- _Written request_: Give the data again, word for word.

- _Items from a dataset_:

* * *

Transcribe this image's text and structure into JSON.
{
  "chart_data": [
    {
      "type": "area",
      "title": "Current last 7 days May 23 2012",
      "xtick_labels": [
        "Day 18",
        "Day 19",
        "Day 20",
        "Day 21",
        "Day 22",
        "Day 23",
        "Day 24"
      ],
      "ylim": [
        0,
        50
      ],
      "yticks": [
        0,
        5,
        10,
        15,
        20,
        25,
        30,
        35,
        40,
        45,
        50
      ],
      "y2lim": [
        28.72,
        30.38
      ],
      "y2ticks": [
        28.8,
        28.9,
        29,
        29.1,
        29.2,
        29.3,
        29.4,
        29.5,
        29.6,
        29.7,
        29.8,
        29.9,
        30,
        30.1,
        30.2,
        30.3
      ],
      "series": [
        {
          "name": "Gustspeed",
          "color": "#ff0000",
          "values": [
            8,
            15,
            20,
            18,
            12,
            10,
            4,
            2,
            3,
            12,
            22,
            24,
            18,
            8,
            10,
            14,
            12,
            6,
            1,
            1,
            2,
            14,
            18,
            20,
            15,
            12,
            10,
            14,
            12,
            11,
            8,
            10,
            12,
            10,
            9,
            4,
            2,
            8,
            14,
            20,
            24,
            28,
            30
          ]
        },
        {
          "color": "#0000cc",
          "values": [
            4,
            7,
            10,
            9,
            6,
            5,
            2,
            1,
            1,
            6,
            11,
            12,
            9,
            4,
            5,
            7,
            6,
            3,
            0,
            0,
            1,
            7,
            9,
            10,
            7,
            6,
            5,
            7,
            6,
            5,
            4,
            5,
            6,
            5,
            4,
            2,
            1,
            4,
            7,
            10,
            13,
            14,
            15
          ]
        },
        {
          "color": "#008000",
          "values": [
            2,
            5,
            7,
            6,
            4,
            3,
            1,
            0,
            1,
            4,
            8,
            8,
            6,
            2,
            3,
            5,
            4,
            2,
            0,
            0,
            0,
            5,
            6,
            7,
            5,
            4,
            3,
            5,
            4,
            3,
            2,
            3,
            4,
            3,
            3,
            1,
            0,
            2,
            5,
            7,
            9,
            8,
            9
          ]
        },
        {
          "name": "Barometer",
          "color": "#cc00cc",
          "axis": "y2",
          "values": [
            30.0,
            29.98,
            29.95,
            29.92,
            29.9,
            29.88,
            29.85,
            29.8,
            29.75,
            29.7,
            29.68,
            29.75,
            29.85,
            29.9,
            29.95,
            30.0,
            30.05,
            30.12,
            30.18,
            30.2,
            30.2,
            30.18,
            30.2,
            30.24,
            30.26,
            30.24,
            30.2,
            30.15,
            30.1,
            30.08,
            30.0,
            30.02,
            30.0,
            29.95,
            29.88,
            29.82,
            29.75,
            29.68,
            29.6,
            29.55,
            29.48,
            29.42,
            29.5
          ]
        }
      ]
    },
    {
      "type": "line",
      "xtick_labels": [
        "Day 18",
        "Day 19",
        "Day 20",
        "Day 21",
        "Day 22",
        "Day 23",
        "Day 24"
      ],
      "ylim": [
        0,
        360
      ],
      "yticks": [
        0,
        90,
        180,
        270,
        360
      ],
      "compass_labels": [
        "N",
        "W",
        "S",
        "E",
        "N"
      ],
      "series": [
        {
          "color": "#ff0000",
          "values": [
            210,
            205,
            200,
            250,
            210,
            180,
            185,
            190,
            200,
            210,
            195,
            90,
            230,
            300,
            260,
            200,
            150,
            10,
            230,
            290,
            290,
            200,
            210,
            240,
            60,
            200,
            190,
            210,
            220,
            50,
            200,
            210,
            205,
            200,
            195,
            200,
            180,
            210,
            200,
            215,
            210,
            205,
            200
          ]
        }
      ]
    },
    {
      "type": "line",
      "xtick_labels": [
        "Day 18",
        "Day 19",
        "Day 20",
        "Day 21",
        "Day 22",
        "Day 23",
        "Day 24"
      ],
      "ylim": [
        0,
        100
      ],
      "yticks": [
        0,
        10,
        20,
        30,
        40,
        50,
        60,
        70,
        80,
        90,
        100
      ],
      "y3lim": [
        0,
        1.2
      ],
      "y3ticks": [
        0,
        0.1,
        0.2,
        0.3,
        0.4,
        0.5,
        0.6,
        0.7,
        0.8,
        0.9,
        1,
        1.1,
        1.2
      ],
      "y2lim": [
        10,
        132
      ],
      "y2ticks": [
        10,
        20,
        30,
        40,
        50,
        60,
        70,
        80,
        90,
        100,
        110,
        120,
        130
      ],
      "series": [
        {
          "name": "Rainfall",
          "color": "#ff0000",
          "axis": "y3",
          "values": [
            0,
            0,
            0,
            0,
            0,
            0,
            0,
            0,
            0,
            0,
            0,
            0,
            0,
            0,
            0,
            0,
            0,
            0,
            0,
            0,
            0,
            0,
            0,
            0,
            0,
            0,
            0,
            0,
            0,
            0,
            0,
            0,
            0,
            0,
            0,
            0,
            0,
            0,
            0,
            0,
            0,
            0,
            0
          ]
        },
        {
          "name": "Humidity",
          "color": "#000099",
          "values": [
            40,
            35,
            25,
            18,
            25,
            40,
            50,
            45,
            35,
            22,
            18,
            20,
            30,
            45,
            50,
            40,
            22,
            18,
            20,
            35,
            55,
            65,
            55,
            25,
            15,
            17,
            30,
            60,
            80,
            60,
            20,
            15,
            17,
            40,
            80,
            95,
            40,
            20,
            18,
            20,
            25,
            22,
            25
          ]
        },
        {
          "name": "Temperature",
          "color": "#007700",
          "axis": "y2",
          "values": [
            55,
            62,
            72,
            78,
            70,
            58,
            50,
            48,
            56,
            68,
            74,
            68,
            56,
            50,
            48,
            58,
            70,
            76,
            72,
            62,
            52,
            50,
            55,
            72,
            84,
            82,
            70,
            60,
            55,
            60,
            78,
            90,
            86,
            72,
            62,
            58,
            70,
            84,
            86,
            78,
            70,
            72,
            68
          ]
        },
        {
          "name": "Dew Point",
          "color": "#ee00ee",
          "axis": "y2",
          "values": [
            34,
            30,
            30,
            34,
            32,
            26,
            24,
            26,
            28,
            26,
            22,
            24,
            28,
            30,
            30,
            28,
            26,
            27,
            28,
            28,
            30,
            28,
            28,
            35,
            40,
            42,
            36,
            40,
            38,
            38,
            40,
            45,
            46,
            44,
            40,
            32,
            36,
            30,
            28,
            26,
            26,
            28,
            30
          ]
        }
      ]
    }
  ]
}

* * *

- _Right answer_:
Transcribe this image's text and structure into JSON.
{
  "chart_data": [
    {
      "type": "area",
      "title": "Current last 7 days May 23 2012",
      "xtick_labels": [
        "Day 18",
        "Day 19",
        "Day 20",
        "Day 21",
        "Day 22",
        "Day 23",
        "Day 24"
      ],
      "ylim": [
        0,
        50
      ],
      "yticks": [
        0,
        5,
        10,
        15,
        20,
        25,
        30,
        35,
        40,
        45,
        50
      ],
      "y2lim": [
        28.72,
        30.38
      ],
      "y2ticks": [
        28.8,
        28.9,
        29,
        29.1,
        29.2,
        29.3,
        29.4,
        29.5,
        29.6,
        29.7,
        29.8,
        29.9,
        30,
        30.1,
        30.2,
        30.3
      ],
      "series": [
        {
          "name": "Gustspeed",
          "color": "#ff0000",
          "values": [
            8,
            15,
            20,
            18,
            12,
            10,
            4,
            2,
            3,
            12,
            22,
            24,
            18,
            8,
            10,
            14,
            12,
            6,
            1,
            1,
            2,
            14,
            18,
            20,
            15,
            12,
            10,
            14,
            12,
            11,
            8,
            10,
            12,
            10,
            9,
            4,
            2,
            8,
            14,
            20,
            24,
            28,
            30
          ]
        },
        {
          "color": "#0000cc",
          "values": [
            4,
            7,
            10,
            9,
            6,
            5,
            2,
            1,
            1,
            6,
            11,
            12,
            9,
            4,
            5,
            7,
            6,
            3,
            0,
            0,
            1,
            7,
            9,
            10,
            7,
            6,
            5,
            7,
            6,
            5,
            4,
            5,
            6,
            5,
            4,
            2,
            1,
            4,
            7,
            10,
            13,
            14,
            15
          ]
        },
        {
          "color": "#008000",
          "values": [
            2,
            5,
            7,
            6,
            4,
            3,
            1,
            0,
            1,
            4,
            8,
            8,
            6,
            2,
            3,
            5,
            4,
            2,
            0,
            0,
            0,
            5,
            6,
            7,
            5,
            4,
            3,
            5,
            4,
            3,
            2,
            3,
            4,
            3,
            3,
            1,
            0,
            2,
            5,
            7,
            9,
            8,
            9
          ]
        },
        {
          "name": "Barometer",
          "color": "#cc00cc",
          "axis": "y2",
          "values": [
            30.0,
            29.98,
            29.95,
            29.92,
            29.9,
            29.88,
            29.85,
            29.8,
            29.75,
            29.7,
            29.68,
            29.75,
            29.85,
            29.9,
            29.95,
            30.0,
            30.05,
            30.12,
            30.18,
            30.2,
            30.2,
            30.18,
            30.2,
            30.24,
            30.26,
            30.24,
            30.2,
            30.15,
            30.1,
            30.08,
            30.0,
            30.02,
            30.0,
            29.95,
            29.88,
            29.82,
            29.75,
            29.68,
            29.6,
            29.55,
            29.48,
            29.42,
            29.5
          ]
        }
      ]
    },
    {
      "type": "line",
      "xtick_labels": [
        "Day 18",
        "Day 19",
        "Day 20",
        "Day 21",
        "Day 22",
        "Day 23",
        "Day 24"
      ],
      "ylim": [
        0,
        360
      ],
      "yticks": [
        0,
        90,
        180,
        270,
        360
      ],
      "compass_labels": [
        "N",
        "W",
        "S",
        "E",
        "N"
      ],
      "series": [
        {
          "color": "#ff0000",
          "values": [
            210,
            205,
            200,
            250,
            210,
            180,
            185,
            190,
            200,
            210,
            195,
            90,
            230,
            300,
            260,
            200,
            150,
            10,
            230,
            290,
            290,
            200,
            210,
            240,
            60,
            200,
            190,
            210,
            220,
            50,
            200,
            210,
            205,
            200,
            195,
            200,
            180,
            210,
            200,
            215,
            210,
            205,
            200
          ]
        }
      ]
    },
    {
      "type": "line",
      "xtick_labels": [
        "Day 18",
        "Day 19",
        "Day 20",
        "Day 21",
        "Day 22",
        "Day 23",
        "Day 24"
      ],
      "ylim": [
        0,
        100
      ],
      "yticks": [
        0,
        10,
        20,
        30,
        40,
        50,
        60,
        70,
        80,
        90,
        100
      ],
      "y3lim": [
        0,
        1.2
      ],
      "y3ticks": [
        0,
        0.1,
        0.2,
        0.3,
        0.4,
        0.5,
        0.6,
        0.7,
        0.8,
        0.9,
        1,
        1.1,
        1.2
      ],
      "y2lim": [
        10,
        132
      ],
      "y2ticks": [
        10,
        20,
        30,
        40,
        50,
        60,
        70,
        80,
        90,
        100,
        110,
        120,
        130
      ],
      "series": [
        {
          "name": "Rainfall",
          "color": "#ff0000",
          "axis": "y3",
          "values": [
            0,
            0,
            0,
            0,
            0,
            0,
            0,
            0,
            0,
            0,
            0,
            0,
            0,
            0,
            0,
            0,
            0,
            0,
            0,
            0,
            0,
            0,
            0,
            0,
            0,
            0,
            0,
            0,
            0,
            0,
            0,
            0,
            0,
            0,
            0,
            0,
            0,
            0,
            0,
            0,
            0,
            0,
            0
          ]
        },
        {
          "name": "Humidity",
          "color": "#000099",
          "values": [
            40,
            35,
            25,
            18,
            25,
            40,
            50,
            45,
            35,
            22,
            18,
            20,
            30,
            45,
            50,
            40,
            22,
            18,
            20,
            35,
            55,
            65,
            55,
            25,
            15,
            17,
            30,
            60,
            80,
            60,
            20,
            15,
            17,
            40,
            80,
            95,
            40,
            20,
            18,
            20,
            25,
            22,
            25
          ]
        },
        {
          "name": "Temperature",
          "color": "#007700",
          "axis": "y2",
          "values": [
            55,
            62,
            72,
            78,
            70,
            58,
            50,
            48,
            56,
            68,
            74,
            68,
            56,
            50,
            48,
            58,
            70,
            76,
            72,
            62,
            52,
            50,
            55,
            72,
            84,
            82,
            70,
            60,
            55,
            60,
            78,
            90,
            86,
            72,
            62,
            58,
            70,
            84,
            86,
            78,
            70,
            72,
            68
          ]
        },
        {
          "name": "Dew Point",
          "color": "#ee00ee",
          "axis": "y2",
          "values": [
            34,
            30,
            30,
            34,
            32,
            26,
            24,
            26,
            28,
            26,
            22,
            24,
            28,
            30,
            30,
            28,
            26,
            27,
            28,
            28,
            30,
            28,
            28,
            35,
            40,
            42,
            36,
            40,
            38,
            38,
            40,
            45,
            46,
            44,
            40,
            32,
            36,
            30,
            28,
            26,
            26,
            28,
            30
          ]
        }
      ]
    }
  ]
}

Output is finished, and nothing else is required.